How to complete this task: Calculate how many lines in the following records hold the word "deffendu", and report that number without comment.

Exercise data:
○ ○ ○ ○

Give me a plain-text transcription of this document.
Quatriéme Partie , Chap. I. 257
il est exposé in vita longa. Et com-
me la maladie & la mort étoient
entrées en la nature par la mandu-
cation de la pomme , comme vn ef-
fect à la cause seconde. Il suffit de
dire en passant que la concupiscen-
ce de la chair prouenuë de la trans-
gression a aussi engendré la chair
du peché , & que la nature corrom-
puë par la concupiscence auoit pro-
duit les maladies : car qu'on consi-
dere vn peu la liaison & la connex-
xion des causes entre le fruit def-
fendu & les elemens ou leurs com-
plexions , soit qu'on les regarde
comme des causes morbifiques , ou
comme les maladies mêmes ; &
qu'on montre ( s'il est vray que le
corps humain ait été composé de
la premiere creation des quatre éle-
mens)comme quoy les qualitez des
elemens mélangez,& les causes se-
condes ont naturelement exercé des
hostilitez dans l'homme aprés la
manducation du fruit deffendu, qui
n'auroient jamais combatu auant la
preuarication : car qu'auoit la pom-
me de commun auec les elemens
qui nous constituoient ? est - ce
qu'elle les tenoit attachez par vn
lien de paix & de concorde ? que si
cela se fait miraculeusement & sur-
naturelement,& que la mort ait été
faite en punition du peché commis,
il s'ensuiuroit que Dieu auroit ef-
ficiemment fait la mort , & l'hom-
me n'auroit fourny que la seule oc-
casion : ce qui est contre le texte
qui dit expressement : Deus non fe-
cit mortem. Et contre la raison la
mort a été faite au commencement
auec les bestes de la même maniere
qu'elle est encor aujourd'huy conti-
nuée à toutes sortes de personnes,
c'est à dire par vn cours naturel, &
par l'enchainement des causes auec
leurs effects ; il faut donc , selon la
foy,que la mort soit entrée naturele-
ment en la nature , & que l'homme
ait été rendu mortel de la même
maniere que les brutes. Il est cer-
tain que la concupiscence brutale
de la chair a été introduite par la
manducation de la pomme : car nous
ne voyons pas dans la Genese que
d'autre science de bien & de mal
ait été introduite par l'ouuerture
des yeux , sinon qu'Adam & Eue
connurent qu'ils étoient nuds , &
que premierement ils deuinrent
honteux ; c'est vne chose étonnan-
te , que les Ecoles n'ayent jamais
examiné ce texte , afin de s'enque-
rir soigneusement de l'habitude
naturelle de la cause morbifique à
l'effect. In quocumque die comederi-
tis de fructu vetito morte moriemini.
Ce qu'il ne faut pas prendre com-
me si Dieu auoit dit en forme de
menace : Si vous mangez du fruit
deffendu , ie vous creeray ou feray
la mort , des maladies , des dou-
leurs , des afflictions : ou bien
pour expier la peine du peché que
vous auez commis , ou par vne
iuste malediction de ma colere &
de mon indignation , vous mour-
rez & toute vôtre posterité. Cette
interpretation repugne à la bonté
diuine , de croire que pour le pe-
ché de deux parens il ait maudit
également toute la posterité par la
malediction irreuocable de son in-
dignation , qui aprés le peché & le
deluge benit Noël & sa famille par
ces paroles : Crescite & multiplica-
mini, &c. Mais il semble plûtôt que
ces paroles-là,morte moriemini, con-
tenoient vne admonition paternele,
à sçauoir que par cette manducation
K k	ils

○ ○ ○ ○

Solution below: 2